TASK DETAILS: Give again, word for word, only the lines from the one containing "Reverse-engineer this chart into JSON." through the final line.

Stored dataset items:
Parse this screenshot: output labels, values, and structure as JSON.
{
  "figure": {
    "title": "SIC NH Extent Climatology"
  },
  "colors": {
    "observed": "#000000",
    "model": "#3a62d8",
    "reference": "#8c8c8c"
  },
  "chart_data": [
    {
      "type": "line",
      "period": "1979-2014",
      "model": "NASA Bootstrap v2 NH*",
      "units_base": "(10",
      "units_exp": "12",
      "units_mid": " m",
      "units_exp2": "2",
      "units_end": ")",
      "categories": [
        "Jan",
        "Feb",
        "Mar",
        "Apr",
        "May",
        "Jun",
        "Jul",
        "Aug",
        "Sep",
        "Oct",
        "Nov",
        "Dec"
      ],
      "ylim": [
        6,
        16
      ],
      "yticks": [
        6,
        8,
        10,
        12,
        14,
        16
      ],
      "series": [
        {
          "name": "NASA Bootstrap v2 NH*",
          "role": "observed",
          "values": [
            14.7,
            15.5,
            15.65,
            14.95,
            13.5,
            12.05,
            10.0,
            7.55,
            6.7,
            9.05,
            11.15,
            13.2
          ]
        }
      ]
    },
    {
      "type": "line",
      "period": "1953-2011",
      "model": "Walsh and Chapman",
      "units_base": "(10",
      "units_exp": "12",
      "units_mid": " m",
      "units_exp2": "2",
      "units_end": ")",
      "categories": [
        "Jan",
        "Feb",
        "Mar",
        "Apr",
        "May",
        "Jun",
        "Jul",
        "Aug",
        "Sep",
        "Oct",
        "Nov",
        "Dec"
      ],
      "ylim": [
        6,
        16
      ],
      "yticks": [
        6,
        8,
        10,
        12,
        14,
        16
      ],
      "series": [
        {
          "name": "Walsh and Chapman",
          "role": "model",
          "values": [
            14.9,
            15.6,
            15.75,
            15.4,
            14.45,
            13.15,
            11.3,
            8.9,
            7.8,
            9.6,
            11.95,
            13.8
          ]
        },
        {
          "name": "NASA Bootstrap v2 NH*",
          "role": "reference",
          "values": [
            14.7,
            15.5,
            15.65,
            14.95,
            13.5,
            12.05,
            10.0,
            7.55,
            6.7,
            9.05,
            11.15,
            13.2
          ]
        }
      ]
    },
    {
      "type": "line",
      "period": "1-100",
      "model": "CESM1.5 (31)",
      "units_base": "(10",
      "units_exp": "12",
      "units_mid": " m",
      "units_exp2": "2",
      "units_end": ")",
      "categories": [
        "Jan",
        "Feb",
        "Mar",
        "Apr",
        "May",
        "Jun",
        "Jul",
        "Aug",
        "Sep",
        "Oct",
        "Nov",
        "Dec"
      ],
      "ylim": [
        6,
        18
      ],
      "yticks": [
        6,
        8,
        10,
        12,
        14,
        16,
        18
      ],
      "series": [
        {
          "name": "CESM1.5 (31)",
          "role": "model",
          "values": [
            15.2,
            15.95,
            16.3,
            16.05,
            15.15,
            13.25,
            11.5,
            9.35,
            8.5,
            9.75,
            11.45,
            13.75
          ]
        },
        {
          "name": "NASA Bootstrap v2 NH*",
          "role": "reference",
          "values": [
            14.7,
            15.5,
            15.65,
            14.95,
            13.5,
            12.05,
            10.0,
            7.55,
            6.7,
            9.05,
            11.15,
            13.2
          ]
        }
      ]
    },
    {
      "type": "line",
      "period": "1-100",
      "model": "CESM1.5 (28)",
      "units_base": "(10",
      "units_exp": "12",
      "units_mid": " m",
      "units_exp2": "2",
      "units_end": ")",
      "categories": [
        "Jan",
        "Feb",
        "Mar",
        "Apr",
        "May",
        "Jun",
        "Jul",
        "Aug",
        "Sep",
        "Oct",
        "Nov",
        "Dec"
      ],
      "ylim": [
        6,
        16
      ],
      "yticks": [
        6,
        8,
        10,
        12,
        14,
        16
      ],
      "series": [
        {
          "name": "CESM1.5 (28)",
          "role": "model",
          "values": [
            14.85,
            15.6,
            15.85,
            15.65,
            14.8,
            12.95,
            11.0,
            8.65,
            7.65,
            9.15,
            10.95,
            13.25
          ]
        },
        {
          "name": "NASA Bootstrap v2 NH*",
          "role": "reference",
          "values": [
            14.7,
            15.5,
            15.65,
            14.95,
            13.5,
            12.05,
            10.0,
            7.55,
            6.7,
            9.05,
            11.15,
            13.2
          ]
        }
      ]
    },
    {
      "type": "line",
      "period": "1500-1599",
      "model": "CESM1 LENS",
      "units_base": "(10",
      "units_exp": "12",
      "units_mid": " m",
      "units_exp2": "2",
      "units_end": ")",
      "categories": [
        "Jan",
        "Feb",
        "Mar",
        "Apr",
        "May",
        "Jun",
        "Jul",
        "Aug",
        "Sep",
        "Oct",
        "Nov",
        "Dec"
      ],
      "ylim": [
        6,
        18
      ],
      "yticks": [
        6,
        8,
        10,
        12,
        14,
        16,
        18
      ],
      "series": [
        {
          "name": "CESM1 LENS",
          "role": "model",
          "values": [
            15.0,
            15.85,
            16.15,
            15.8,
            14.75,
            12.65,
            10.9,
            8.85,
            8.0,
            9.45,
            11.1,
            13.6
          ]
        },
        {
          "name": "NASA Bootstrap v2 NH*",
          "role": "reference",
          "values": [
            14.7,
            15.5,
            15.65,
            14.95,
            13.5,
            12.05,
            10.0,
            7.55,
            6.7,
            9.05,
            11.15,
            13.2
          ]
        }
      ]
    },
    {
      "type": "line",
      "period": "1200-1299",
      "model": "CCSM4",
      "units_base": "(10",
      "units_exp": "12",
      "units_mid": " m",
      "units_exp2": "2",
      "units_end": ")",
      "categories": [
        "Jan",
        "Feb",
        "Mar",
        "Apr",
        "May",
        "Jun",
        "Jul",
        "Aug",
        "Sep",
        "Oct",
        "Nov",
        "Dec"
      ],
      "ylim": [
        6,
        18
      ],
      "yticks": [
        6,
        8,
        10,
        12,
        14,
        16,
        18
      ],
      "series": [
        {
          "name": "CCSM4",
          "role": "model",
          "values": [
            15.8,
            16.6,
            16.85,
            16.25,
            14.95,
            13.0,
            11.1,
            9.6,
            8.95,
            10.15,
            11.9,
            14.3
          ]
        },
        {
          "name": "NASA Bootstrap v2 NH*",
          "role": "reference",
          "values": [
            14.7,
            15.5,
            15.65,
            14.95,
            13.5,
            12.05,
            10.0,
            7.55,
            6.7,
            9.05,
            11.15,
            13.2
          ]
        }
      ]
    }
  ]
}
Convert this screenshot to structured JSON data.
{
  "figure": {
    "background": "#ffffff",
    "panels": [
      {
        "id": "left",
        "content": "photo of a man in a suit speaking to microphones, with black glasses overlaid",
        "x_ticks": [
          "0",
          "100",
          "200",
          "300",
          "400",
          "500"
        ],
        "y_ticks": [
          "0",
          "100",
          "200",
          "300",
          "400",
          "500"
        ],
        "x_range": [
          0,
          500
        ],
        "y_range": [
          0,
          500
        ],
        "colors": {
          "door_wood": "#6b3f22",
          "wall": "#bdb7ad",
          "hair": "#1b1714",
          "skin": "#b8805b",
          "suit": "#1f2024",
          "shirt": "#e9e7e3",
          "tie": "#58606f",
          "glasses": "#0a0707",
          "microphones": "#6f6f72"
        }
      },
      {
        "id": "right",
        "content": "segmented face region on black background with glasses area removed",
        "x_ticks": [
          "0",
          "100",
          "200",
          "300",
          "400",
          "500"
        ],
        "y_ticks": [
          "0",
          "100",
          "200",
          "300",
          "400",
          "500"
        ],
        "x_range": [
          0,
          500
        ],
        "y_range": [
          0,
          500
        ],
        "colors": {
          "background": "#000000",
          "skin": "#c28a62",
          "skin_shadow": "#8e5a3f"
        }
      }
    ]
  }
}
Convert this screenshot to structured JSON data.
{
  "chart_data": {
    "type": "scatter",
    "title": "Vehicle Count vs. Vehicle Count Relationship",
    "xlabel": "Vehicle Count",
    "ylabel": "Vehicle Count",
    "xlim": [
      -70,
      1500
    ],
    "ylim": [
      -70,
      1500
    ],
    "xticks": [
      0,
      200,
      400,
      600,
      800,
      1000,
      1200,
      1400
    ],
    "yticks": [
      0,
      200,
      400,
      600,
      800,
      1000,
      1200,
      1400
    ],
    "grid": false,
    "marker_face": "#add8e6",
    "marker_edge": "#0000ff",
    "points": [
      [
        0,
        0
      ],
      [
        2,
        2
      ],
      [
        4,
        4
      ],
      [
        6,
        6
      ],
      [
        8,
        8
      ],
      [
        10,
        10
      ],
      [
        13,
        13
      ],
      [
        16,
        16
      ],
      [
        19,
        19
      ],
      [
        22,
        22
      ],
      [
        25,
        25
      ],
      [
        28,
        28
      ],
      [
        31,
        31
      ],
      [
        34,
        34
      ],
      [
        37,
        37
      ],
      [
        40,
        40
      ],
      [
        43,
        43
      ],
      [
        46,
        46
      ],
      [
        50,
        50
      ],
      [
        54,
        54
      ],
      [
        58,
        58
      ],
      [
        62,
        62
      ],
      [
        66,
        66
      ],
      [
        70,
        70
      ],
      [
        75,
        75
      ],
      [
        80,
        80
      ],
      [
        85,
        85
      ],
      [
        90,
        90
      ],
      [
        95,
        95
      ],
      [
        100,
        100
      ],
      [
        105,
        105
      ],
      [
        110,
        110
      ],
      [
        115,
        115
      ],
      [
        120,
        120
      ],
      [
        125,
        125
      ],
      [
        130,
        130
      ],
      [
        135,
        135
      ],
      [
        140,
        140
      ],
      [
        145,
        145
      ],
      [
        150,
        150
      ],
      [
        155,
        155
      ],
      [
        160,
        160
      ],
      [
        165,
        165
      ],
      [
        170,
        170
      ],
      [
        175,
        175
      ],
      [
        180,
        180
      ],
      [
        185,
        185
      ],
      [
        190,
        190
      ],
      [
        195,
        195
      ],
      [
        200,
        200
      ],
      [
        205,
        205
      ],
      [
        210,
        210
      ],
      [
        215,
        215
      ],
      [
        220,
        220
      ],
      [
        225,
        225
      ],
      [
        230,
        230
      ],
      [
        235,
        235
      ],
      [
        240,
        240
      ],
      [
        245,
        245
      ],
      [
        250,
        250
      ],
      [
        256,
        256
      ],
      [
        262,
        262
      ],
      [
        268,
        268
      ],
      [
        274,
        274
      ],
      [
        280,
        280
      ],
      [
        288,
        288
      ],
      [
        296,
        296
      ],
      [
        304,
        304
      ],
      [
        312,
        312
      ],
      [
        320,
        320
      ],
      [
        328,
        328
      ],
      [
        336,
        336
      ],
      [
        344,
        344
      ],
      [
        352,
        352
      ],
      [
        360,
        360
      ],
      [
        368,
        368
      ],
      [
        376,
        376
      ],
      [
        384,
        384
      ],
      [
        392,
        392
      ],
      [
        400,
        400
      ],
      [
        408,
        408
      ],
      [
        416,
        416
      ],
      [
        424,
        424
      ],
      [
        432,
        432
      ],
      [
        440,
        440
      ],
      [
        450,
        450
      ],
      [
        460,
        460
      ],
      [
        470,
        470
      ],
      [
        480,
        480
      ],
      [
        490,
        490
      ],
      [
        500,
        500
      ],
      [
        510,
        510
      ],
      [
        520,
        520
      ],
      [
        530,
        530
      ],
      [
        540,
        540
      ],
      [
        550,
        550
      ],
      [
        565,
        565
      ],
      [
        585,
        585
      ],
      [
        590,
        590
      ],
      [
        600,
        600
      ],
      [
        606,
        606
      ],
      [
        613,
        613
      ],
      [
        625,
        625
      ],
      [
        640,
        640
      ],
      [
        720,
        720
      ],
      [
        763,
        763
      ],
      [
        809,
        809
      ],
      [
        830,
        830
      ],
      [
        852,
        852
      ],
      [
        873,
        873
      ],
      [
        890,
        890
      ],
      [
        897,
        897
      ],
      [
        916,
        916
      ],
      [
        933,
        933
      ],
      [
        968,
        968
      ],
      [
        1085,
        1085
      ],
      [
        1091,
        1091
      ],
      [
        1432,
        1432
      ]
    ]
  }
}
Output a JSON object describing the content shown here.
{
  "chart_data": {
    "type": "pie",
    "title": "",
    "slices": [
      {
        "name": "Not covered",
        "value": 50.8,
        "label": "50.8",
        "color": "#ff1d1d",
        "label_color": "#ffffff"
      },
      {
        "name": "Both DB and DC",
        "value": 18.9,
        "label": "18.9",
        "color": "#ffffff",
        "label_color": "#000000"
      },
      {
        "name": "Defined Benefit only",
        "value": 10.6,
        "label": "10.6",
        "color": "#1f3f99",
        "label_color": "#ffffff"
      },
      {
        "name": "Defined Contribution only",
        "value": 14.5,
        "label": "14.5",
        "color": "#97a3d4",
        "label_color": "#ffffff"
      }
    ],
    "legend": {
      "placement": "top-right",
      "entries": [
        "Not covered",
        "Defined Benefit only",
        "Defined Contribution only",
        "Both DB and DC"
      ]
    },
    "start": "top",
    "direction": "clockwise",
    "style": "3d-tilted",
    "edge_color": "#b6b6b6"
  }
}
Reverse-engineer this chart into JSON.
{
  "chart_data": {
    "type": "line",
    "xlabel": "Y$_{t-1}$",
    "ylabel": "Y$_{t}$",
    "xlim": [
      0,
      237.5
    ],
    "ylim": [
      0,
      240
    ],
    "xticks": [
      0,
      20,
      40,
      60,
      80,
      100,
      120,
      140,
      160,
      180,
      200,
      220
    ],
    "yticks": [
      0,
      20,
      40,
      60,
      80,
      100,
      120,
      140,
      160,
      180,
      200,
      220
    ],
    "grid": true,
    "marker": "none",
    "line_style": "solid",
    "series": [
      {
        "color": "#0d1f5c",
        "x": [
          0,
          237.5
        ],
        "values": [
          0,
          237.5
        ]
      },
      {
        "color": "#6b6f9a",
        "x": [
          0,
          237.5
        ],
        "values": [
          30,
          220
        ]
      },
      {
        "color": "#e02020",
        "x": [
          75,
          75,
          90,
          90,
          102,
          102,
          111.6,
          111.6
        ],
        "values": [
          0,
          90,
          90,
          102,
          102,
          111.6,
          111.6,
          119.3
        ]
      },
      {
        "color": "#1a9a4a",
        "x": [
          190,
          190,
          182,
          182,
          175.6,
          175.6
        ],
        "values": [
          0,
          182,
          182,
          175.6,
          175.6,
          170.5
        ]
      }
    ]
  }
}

EXERCISE OUTPUT:
Reverse-engineer this chart into JSON.
{
  "chart_data": {
    "type": "line",
    "xlabel": "Y$_{t-1}$",
    "ylabel": "Y$_{t}$",
    "xlim": [
      0,
      237.5
    ],
    "ylim": [
      0,
      240
    ],
    "xticks": [
      0,
      20,
      40,
      60,
      80,
      100,
      120,
      140,
      160,
      180,
      200,
      220
    ],
    "yticks": [
      0,
      20,
      40,
      60,
      80,
      100,
      120,
      140,
      160,
      180,
      200,
      220
    ],
    "grid": true,
    "marker": "none",
    "line_style": "solid",
    "series": [
      {
        "color": "#0d1f5c",
        "x": [
          0,
          237.5
        ],
        "values": [
          0,
          237.5
        ]
      },
      {
        "color": "#6b6f9a",
        "x": [
          0,
          237.5
        ],
        "values": [
          30,
          220
        ]
      },
      {
        "color": "#e02020",
        "x": [
          75,
          75,
          90,
          90,
          102,
          102,
          111.6,
          111.6
        ],
        "values": [
          0,
          90,
          90,
          102,
          102,
          111.6,
          111.6,
          119.3
        ]
      },
      {
        "color": "#1a9a4a",
        "x": [
          190,
          190,
          182,
          182,
          175.6,
          175.6
        ],
        "values": [
          0,
          182,
          182,
          175.6,
          175.6,
          170.5
        ]
      }
    ]
  }
}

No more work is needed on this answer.